• **PROBLEM DESCRIPTION**
Copy out the records precisely, omitting pictures.
==== DATA TO USE ====
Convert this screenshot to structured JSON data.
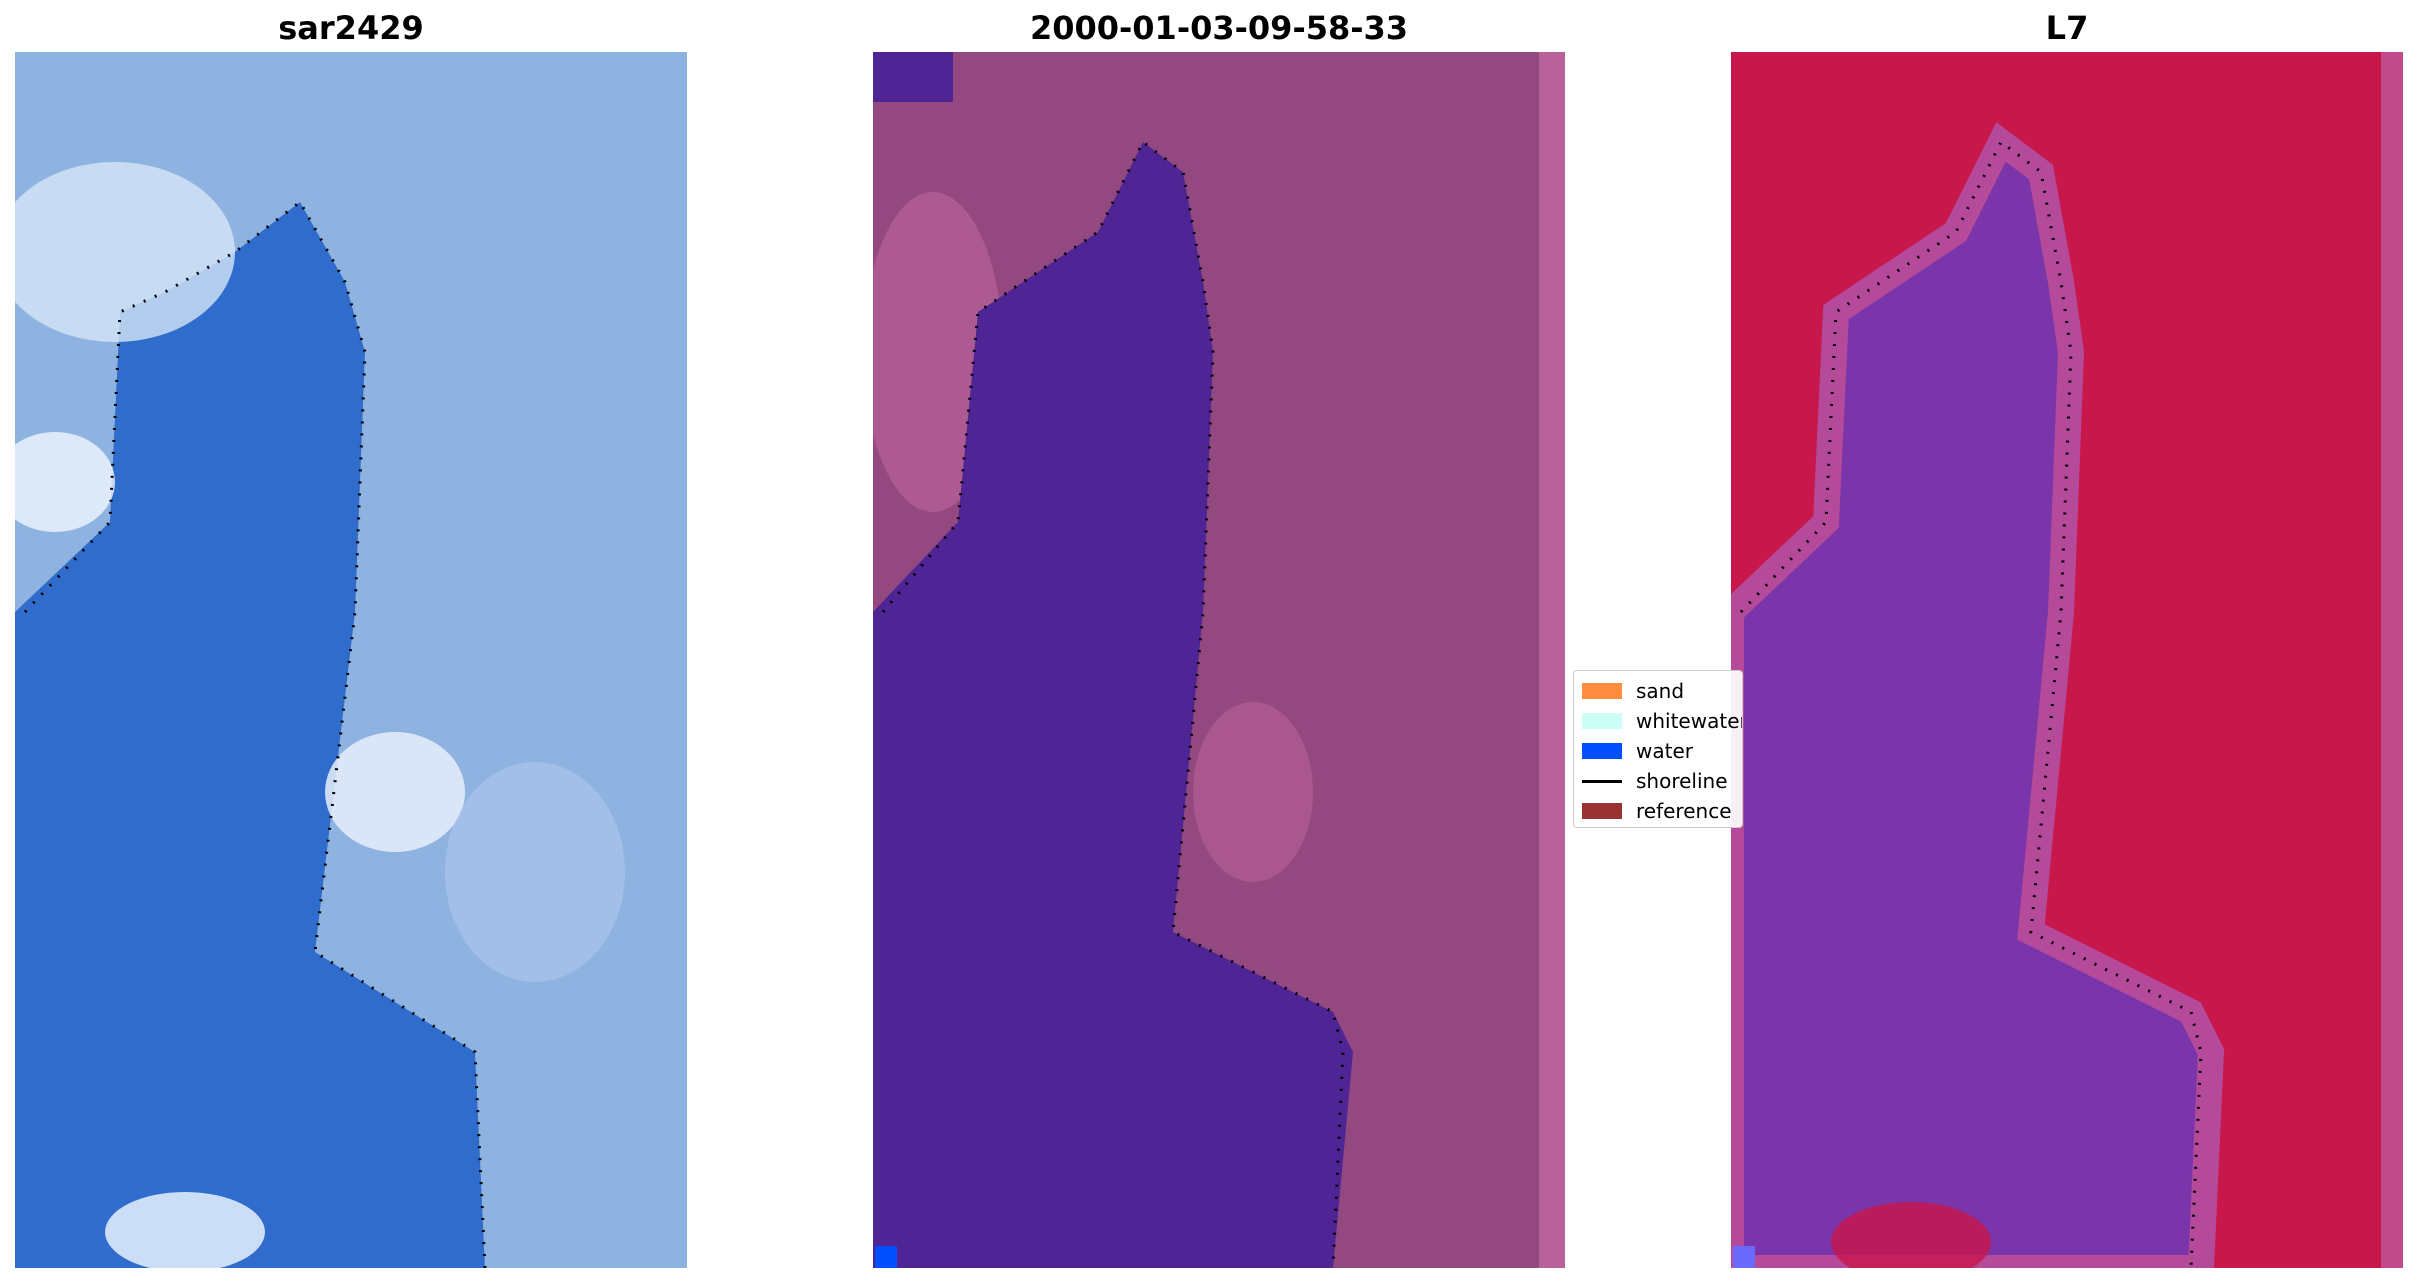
{
  "panels": [
    {
      "title": "sar2429"
    },
    {
      "title": "2000-01-03-09-58-33"
    },
    {
      "title": "L7"
    }
  ],
  "legend": {
    "items": [
      {
        "label": "sand",
        "color": "#ff8c3f"
      },
      {
        "label": "whitewater",
        "color": "#ccfff6"
      },
      {
        "label": "water",
        "color": "#0050ff"
      },
      {
        "label": "shoreline",
        "color": "#000000"
      },
      {
        "label": "reference",
        "color": "#993333"
      }
    ]
  },
  "colors": {
    "rgb_water": "#2f6ccb",
    "rgb_land": "#8fb3e0",
    "rgb_whitewater": "#e6f0ff",
    "class_water": "#4f2596",
    "class_land": "#93487f",
    "class_land_light": "#b9629a",
    "ndwi_water": "#7b35aa",
    "ndwi_land": "#c8174a"
  }
}
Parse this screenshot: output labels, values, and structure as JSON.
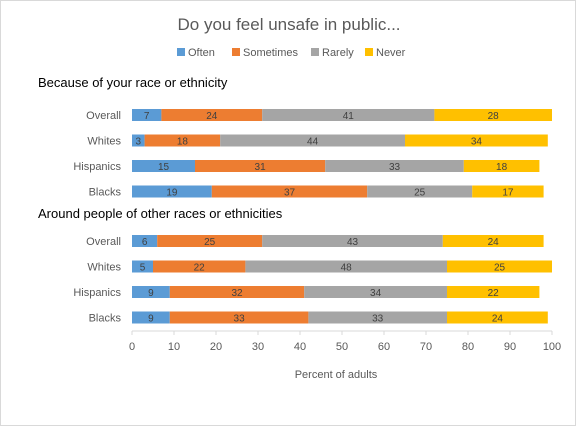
{
  "chart_data": {
    "type": "bar",
    "orientation": "horizontal",
    "stacked": true,
    "title": "Do you feel unsafe in public...",
    "xlabel": "Percent of adults",
    "xlim": [
      0,
      100
    ],
    "xticks": [
      0,
      10,
      20,
      30,
      40,
      50,
      60,
      70,
      80,
      90,
      100
    ],
    "legend_position": "top",
    "grid": false,
    "series": [
      {
        "name": "Often",
        "color": "#5B9BD5"
      },
      {
        "name": "Sometimes",
        "color": "#ED7D31"
      },
      {
        "name": "Rarely",
        "color": "#A5A5A5"
      },
      {
        "name": "Never",
        "color": "#FFC000"
      }
    ],
    "groups": [
      {
        "label": "Because of your race or ethnicity",
        "rows": [
          {
            "category": "Overall",
            "values": [
              7,
              24,
              41,
              28
            ]
          },
          {
            "category": "Whites",
            "values": [
              3,
              18,
              44,
              34
            ]
          },
          {
            "category": "Hispanics",
            "values": [
              15,
              31,
              33,
              18
            ]
          },
          {
            "category": "Blacks",
            "values": [
              19,
              37,
              25,
              17
            ]
          }
        ]
      },
      {
        "label": "Around people of other races or ethnicities",
        "rows": [
          {
            "category": "Overall",
            "values": [
              6,
              25,
              43,
              24
            ]
          },
          {
            "category": "Whites",
            "values": [
              5,
              22,
              48,
              25
            ]
          },
          {
            "category": "Hispanics",
            "values": [
              9,
              32,
              34,
              22
            ]
          },
          {
            "category": "Blacks",
            "values": [
              9,
              33,
              33,
              24
            ]
          }
        ]
      }
    ]
  }
}
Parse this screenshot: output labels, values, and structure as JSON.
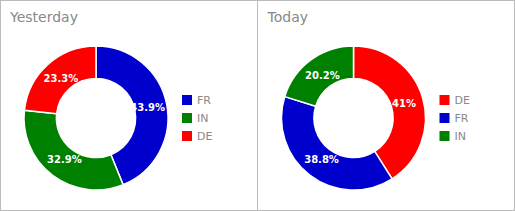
{
  "chart_data": [
    {
      "type": "donut",
      "title": "Yesterday",
      "categories": [
        "FR",
        "IN",
        "DE"
      ],
      "values": [
        43.9,
        32.9,
        23.3
      ],
      "value_labels": [
        "43.9%",
        "32.9%",
        "23.3%"
      ],
      "colors": [
        "#0000CC",
        "#008000",
        "#FF0000"
      ],
      "data_labels": true,
      "legend": "right"
    },
    {
      "type": "donut",
      "title": "Today",
      "categories": [
        "DE",
        "FR",
        "IN"
      ],
      "values": [
        41.0,
        38.8,
        20.2
      ],
      "value_labels": [
        "41%",
        "38.8%",
        "20.2%"
      ],
      "colors": [
        "#FF0000",
        "#0000CC",
        "#008000"
      ],
      "data_labels": true,
      "legend": "right"
    }
  ]
}
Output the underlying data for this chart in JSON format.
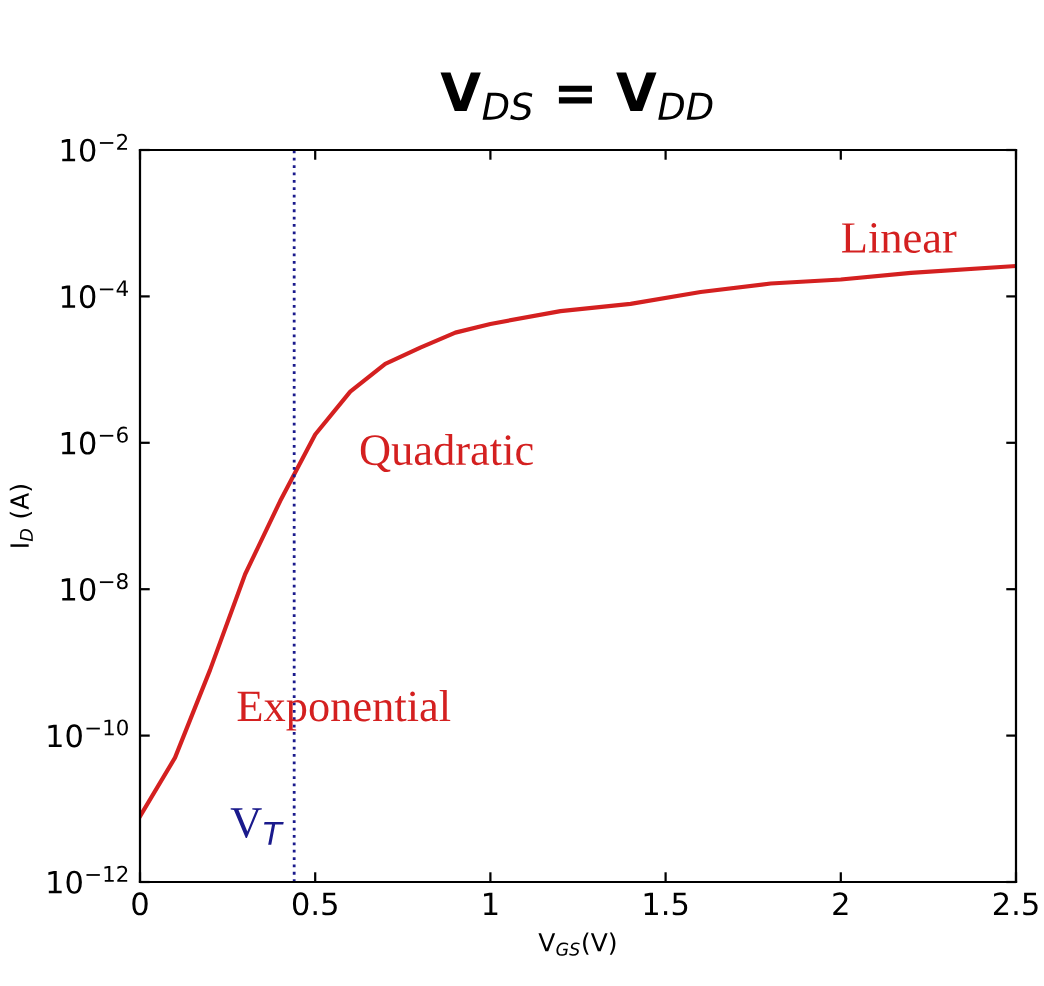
{
  "chart_data": {
    "type": "line",
    "title": "V$_{DS}$ = V$_{DD}$",
    "xlabel": "V$_{GS}$(V)",
    "ylabel": "I$_{D}$ (A)",
    "log": "y",
    "x": [
      0,
      0.1,
      0.2,
      0.3,
      0.4,
      0.5,
      0.6,
      0.7,
      0.8,
      0.9,
      1.0,
      1.2,
      1.4,
      1.6,
      1.8,
      2.0,
      2.2,
      2.5
    ],
    "series": [
      {
        "color": "#d42020",
        "values": [
          7.9e-12,
          5e-11,
          7.9e-10,
          1.6e-08,
          1.6e-07,
          1.3e-06,
          5e-06,
          1.2e-05,
          2e-05,
          3.2e-05,
          4.2e-05,
          6.3e-05,
          7.9e-05,
          0.000115,
          0.00015,
          0.00017,
          0.00021,
          0.00026
        ]
      }
    ],
    "xlim": [
      0,
      2.5
    ],
    "xticks": [
      0,
      0.5,
      1,
      1.5,
      2,
      2.5
    ],
    "ylim": [
      1e-12,
      0.01
    ],
    "yticks": [
      {
        "value": 1e-12,
        "label": "10$^{−12}$"
      },
      {
        "value": 1e-10,
        "label": "10$^{−10}$"
      },
      {
        "value": 1e-08,
        "label": "10$^{−8}$"
      },
      {
        "value": 1e-06,
        "label": "10$^{−6}$"
      },
      {
        "value": 0.0001,
        "label": "10$^{−4}$"
      },
      {
        "value": 0.01,
        "label": "10$^{−2}$"
      }
    ],
    "ref_lines": [
      {
        "axis": "x",
        "value": 0.44,
        "label": "V$_{T}$",
        "color": "#1a1a8c",
        "line_style": "dotted"
      }
    ],
    "annotations": [
      "Linear",
      "Quadratic",
      "Exponential"
    ],
    "grid": false,
    "legend": false,
    "marker": "none",
    "line_style": "solid"
  }
}
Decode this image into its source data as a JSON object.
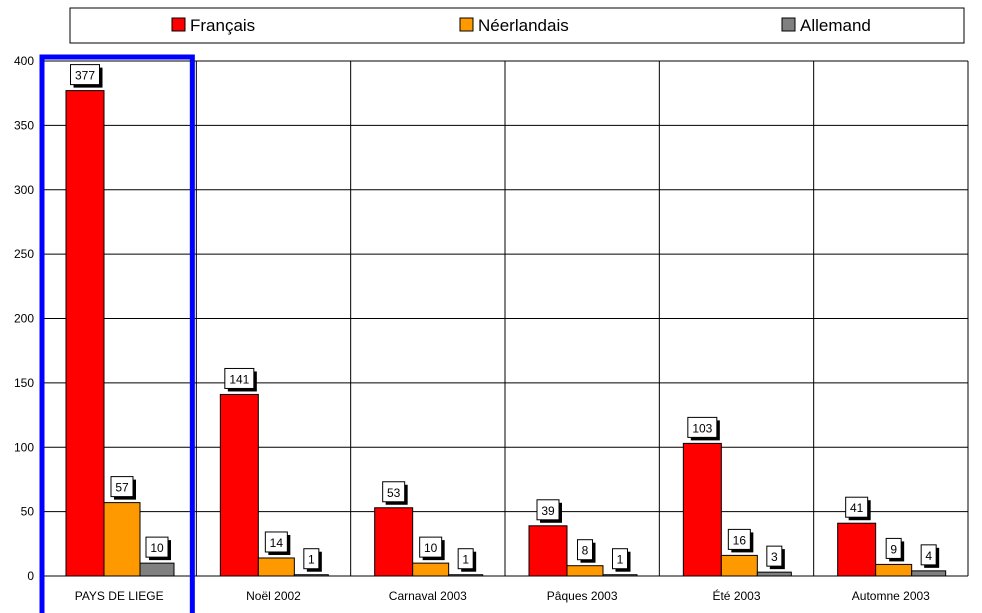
{
  "chart_data": {
    "type": "bar",
    "categories": [
      "PAYS DE LIEGE",
      "Noël 2002",
      "Carnaval 2003",
      "Pâques 2003",
      "Été 2003",
      "Automne 2003"
    ],
    "series": [
      {
        "name": "Français",
        "values": [
          377,
          141,
          53,
          39,
          103,
          41
        ],
        "color": "#ff0000"
      },
      {
        "name": "Néerlandais",
        "values": [
          57,
          14,
          10,
          8,
          16,
          9
        ],
        "color": "#ff9900"
      },
      {
        "name": "Allemand",
        "values": [
          10,
          1,
          1,
          1,
          3,
          4
        ],
        "color": "#808080"
      }
    ],
    "ylim": [
      0,
      400
    ],
    "yticks": [
      0,
      50,
      100,
      150,
      200,
      250,
      300,
      350,
      400
    ],
    "grid": true,
    "legend_position": "top",
    "highlight": {
      "category": "PAYS DE LIEGE",
      "color": "#0000ff"
    }
  }
}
====
• **RESULT**
Convert this screenshot to structured JSON data.
{
  "panels": [
    {
      "title": "sar2429"
    },
    {
      "title": "2000-01-03-09-58-33"
    },
    {
      "title": "L7"
    }
  ],
  "legend": {
    "items": [
      {
        "label": "sand",
        "color": "#ff8c3f"
      },
      {
        "label": "whitewater",
        "color": "#ccfff6"
      },
      {
        "label": "water",
        "color": "#0050ff"
      },
      {
        "label": "shoreline",
        "color": "#000000"
      },
      {
        "label": "reference",
        "color": "#993333"
      }
    ]
  },
  "colors": {
    "rgb_water": "#2f6ccb",
    "rgb_land": "#8fb3e0",
    "rgb_whitewater": "#e6f0ff",
    "class_water": "#4f2596",
    "class_land": "#93487f",
    "class_land_light": "#b9629a",
    "ndwi_water": "#7b35aa",
    "ndwi_land": "#c8174a"
  }
}
Parse this screenshot: output labels, values, and structure as JSON.
{
  "chart_data": {
    "type": "bar",
    "orientation": "horizontal",
    "stacked": true,
    "title": "Do you feel unsafe in public...",
    "xlabel": "Percent of adults",
    "xlim": [
      0,
      100
    ],
    "xticks": [
      0,
      10,
      20,
      30,
      40,
      50,
      60,
      70,
      80,
      90,
      100
    ],
    "legend_position": "top",
    "grid": false,
    "series": [
      {
        "name": "Often",
        "color": "#5B9BD5"
      },
      {
        "name": "Sometimes",
        "color": "#ED7D31"
      },
      {
        "name": "Rarely",
        "color": "#A5A5A5"
      },
      {
        "name": "Never",
        "color": "#FFC000"
      }
    ],
    "groups": [
      {
        "label": "Because of your race or ethnicity",
        "rows": [
          {
            "category": "Overall",
            "values": [
              7,
              24,
              41,
              28
            ]
          },
          {
            "category": "Whites",
            "values": [
              3,
              18,
              44,
              34
            ]
          },
          {
            "category": "Hispanics",
            "values": [
              15,
              31,
              33,
              18
            ]
          },
          {
            "category": "Blacks",
            "values": [
              19,
              37,
              25,
              17
            ]
          }
        ]
      },
      {
        "label": "Around people of other races or ethnicities",
        "rows": [
          {
            "category": "Overall",
            "values": [
              6,
              25,
              43,
              24
            ]
          },
          {
            "category": "Whites",
            "values": [
              5,
              22,
              48,
              25
            ]
          },
          {
            "category": "Hispanics",
            "values": [
              9,
              32,
              34,
              22
            ]
          },
          {
            "category": "Blacks",
            "values": [
              9,
              33,
              33,
              24
            ]
          }
        ]
      }
    ]
  }
}
Parse this screenshot: output labels, values, and structure as JSON.
{
  "chart_data": [
    {
      "type": "donut",
      "title": "Yesterday",
      "categories": [
        "FR",
        "IN",
        "DE"
      ],
      "values": [
        43.9,
        32.9,
        23.3
      ],
      "value_labels": [
        "43.9%",
        "32.9%",
        "23.3%"
      ],
      "colors": [
        "#0000CC",
        "#008000",
        "#FF0000"
      ],
      "data_labels": true,
      "legend": "right"
    },
    {
      "type": "donut",
      "title": "Today",
      "categories": [
        "DE",
        "FR",
        "IN"
      ],
      "values": [
        41.0,
        38.8,
        20.2
      ],
      "value_labels": [
        "41%",
        "38.8%",
        "20.2%"
      ],
      "colors": [
        "#FF0000",
        "#0000CC",
        "#008000"
      ],
      "data_labels": true,
      "legend": "right"
    }
  ]
}
Output the underlying data for this chart in JSON format.
{
  "chart_data": {
    "type": "line",
    "title": "V$_{DS}$ = V$_{DD}$",
    "xlabel": "V$_{GS}$(V)",
    "ylabel": "I$_{D}$ (A)",
    "log": "y",
    "x": [
      0,
      0.1,
      0.2,
      0.3,
      0.4,
      0.5,
      0.6,
      0.7,
      0.8,
      0.9,
      1.0,
      1.2,
      1.4,
      1.6,
      1.8,
      2.0,
      2.2,
      2.5
    ],
    "series": [
      {
        "color": "#d42020",
        "values": [
          7.9e-12,
          5e-11,
          7.9e-10,
          1.6e-08,
          1.6e-07,
          1.3e-06,
          5e-06,
          1.2e-05,
          2e-05,
          3.2e-05,
          4.2e-05,
          6.3e-05,
          7.9e-05,
          0.000115,
          0.00015,
          0.00017,
          0.00021,
          0.00026
        ]
      }
    ],
    "xlim": [
      0,
      2.5
    ],
    "xticks": [
      0,
      0.5,
      1,
      1.5,
      2,
      2.5
    ],
    "ylim": [
      1e-12,
      0.01
    ],
    "yticks": [
      {
        "value": 1e-12,
        "label": "10$^{−12}$"
      },
      {
        "value": 1e-10,
        "label": "10$^{−10}$"
      },
      {
        "value": 1e-08,
        "label": "10$^{−8}$"
      },
      {
        "value": 1e-06,
        "label": "10$^{−6}$"
      },
      {
        "value": 0.0001,
        "label": "10$^{−4}$"
      },
      {
        "value": 0.01,
        "label": "10$^{−2}$"
      }
    ],
    "ref_lines": [
      {
        "axis": "x",
        "value": 0.44,
        "label": "V$_{T}$",
        "color": "#1a1a8c",
        "line_style": "dotted"
      }
    ],
    "annotations": [
      "Linear",
      "Quadratic",
      "Exponential"
    ],
    "grid": false,
    "legend": false,
    "marker": "none",
    "line_style": "solid"
  }
}
Decode this image into its source data as a JSON object.
{
  "chart_data": {
    "type": "bar",
    "categories": [
      "PAYS DE LIEGE",
      "Noël 2002",
      "Carnaval 2003",
      "Pâques 2003",
      "Été 2003",
      "Automne 2003"
    ],
    "series": [
      {
        "name": "Français",
        "values": [
          377,
          141,
          53,
          39,
          103,
          41
        ],
        "color": "#ff0000"
      },
      {
        "name": "Néerlandais",
        "values": [
          57,
          14,
          10,
          8,
          16,
          9
        ],
        "color": "#ff9900"
      },
      {
        "name": "Allemand",
        "values": [
          10,
          1,
          1,
          1,
          3,
          4
        ],
        "color": "#808080"
      }
    ],
    "ylim": [
      0,
      400
    ],
    "yticks": [
      0,
      50,
      100,
      150,
      200,
      250,
      300,
      350,
      400
    ],
    "grid": true,
    "legend_position": "top",
    "highlight": {
      "category": "PAYS DE LIEGE",
      "color": "#0000ff"
    }
  }
}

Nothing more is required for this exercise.